**Dataset records**
####################

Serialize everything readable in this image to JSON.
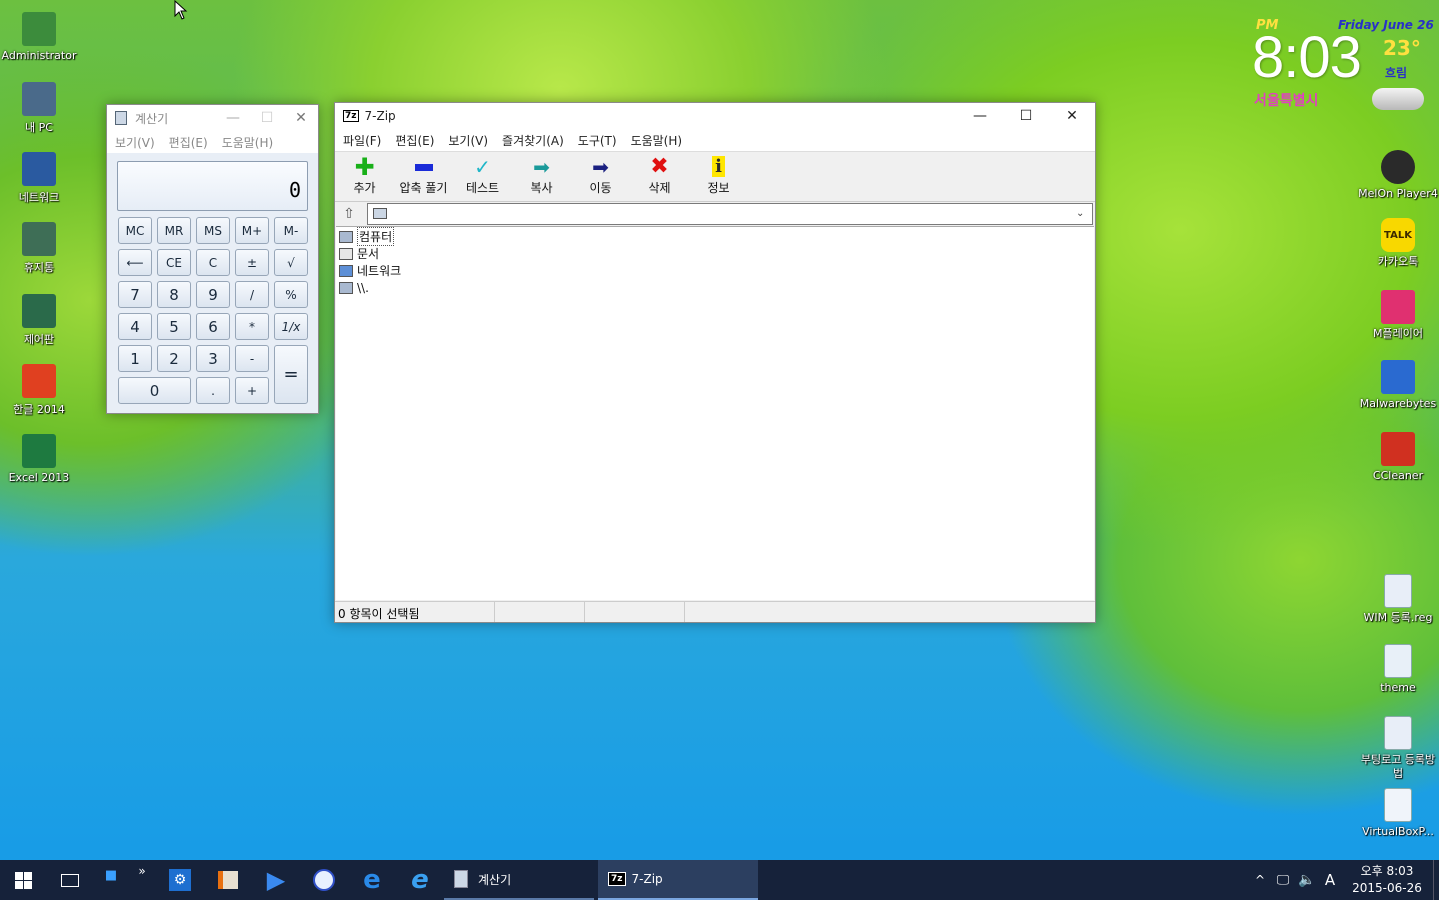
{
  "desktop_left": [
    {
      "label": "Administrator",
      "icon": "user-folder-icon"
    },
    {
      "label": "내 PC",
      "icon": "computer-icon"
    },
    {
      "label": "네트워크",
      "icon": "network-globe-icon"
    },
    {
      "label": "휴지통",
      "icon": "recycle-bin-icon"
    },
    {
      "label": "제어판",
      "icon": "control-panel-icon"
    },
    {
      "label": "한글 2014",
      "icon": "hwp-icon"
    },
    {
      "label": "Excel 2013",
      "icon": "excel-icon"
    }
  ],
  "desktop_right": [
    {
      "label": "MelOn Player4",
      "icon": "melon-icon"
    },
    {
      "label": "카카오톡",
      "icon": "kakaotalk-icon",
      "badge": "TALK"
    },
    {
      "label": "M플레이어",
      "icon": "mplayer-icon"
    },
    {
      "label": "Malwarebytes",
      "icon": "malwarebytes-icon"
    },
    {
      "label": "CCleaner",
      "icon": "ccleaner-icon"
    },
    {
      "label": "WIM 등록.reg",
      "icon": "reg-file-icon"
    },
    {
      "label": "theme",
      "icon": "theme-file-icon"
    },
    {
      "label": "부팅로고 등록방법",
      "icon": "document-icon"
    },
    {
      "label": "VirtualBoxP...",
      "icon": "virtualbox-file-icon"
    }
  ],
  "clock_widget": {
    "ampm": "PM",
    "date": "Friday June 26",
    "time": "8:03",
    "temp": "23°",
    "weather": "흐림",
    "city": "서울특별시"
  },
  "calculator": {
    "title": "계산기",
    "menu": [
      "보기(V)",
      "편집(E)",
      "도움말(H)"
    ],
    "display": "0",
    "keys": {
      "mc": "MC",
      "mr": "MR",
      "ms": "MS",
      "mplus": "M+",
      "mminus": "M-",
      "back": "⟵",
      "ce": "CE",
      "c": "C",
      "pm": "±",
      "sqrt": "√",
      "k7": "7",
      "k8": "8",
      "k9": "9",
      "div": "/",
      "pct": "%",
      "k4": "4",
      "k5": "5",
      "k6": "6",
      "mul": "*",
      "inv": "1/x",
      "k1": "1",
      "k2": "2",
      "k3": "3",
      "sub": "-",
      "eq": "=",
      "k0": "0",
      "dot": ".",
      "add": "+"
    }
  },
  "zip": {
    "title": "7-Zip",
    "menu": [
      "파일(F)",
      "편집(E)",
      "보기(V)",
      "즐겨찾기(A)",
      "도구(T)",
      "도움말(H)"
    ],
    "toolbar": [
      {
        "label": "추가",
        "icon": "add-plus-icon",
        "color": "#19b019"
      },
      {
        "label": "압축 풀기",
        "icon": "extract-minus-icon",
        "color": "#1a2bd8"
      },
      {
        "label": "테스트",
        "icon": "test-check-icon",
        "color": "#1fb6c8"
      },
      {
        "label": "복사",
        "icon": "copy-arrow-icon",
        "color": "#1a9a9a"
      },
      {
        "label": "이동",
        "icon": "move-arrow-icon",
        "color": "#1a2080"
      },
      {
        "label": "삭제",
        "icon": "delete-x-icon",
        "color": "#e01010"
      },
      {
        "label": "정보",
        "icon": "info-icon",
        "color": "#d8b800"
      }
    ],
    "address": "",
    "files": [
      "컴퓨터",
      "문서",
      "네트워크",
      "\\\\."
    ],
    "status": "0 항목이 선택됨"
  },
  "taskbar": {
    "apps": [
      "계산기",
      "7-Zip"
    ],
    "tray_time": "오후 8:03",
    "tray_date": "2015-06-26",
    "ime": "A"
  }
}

####################

**Set exercise**
Every entry must be transcribed exactly. Pictures do not belong in the copy.

**Result for this exercise**
Serialize everything readable in this image to JSON.
{
  "desktop_left": [
    {
      "label": "Administrator",
      "icon": "user-folder-icon"
    },
    {
      "label": "내 PC",
      "icon": "computer-icon"
    },
    {
      "label": "네트워크",
      "icon": "network-globe-icon"
    },
    {
      "label": "휴지통",
      "icon": "recycle-bin-icon"
    },
    {
      "label": "제어판",
      "icon": "control-panel-icon"
    },
    {
      "label": "한글 2014",
      "icon": "hwp-icon"
    },
    {
      "label": "Excel 2013",
      "icon": "excel-icon"
    }
  ],
  "desktop_right": [
    {
      "label": "MelOn Player4",
      "icon": "melon-icon"
    },
    {
      "label": "카카오톡",
      "icon": "kakaotalk-icon",
      "badge": "TALK"
    },
    {
      "label": "M플레이어",
      "icon": "mplayer-icon"
    },
    {
      "label": "Malwarebytes",
      "icon": "malwarebytes-icon"
    },
    {
      "label": "CCleaner",
      "icon": "ccleaner-icon"
    },
    {
      "label": "WIM 등록.reg",
      "icon": "reg-file-icon"
    },
    {
      "label": "theme",
      "icon": "theme-file-icon"
    },
    {
      "label": "부팅로고 등록방법",
      "icon": "document-icon"
    },
    {
      "label": "VirtualBoxP...",
      "icon": "virtualbox-file-icon"
    }
  ],
  "clock_widget": {
    "ampm": "PM",
    "date": "Friday June 26",
    "time": "8:03",
    "temp": "23°",
    "weather": "흐림",
    "city": "서울특별시"
  },
  "calculator": {
    "title": "계산기",
    "menu": [
      "보기(V)",
      "편집(E)",
      "도움말(H)"
    ],
    "display": "0",
    "keys": {
      "mc": "MC",
      "mr": "MR",
      "ms": "MS",
      "mplus": "M+",
      "mminus": "M-",
      "back": "⟵",
      "ce": "CE",
      "c": "C",
      "pm": "±",
      "sqrt": "√",
      "k7": "7",
      "k8": "8",
      "k9": "9",
      "div": "/",
      "pct": "%",
      "k4": "4",
      "k5": "5",
      "k6": "6",
      "mul": "*",
      "inv": "1/x",
      "k1": "1",
      "k2": "2",
      "k3": "3",
      "sub": "-",
      "eq": "=",
      "k0": "0",
      "dot": ".",
      "add": "+"
    }
  },
  "zip": {
    "title": "7-Zip",
    "menu": [
      "파일(F)",
      "편집(E)",
      "보기(V)",
      "즐겨찾기(A)",
      "도구(T)",
      "도움말(H)"
    ],
    "toolbar": [
      {
        "label": "추가",
        "icon": "add-plus-icon",
        "color": "#19b019"
      },
      {
        "label": "압축 풀기",
        "icon": "extract-minus-icon",
        "color": "#1a2bd8"
      },
      {
        "label": "테스트",
        "icon": "test-check-icon",
        "color": "#1fb6c8"
      },
      {
        "label": "복사",
        "icon": "copy-arrow-icon",
        "color": "#1a9a9a"
      },
      {
        "label": "이동",
        "icon": "move-arrow-icon",
        "color": "#1a2080"
      },
      {
        "label": "삭제",
        "icon": "delete-x-icon",
        "color": "#e01010"
      },
      {
        "label": "정보",
        "icon": "info-icon",
        "color": "#d8b800"
      }
    ],
    "address": "",
    "files": [
      "컴퓨터",
      "문서",
      "네트워크",
      "\\\\."
    ],
    "status": "0 항목이 선택됨"
  },
  "taskbar": {
    "apps": [
      "계산기",
      "7-Zip"
    ],
    "tray_time": "오후 8:03",
    "tray_date": "2015-06-26",
    "ime": "A"
  }
}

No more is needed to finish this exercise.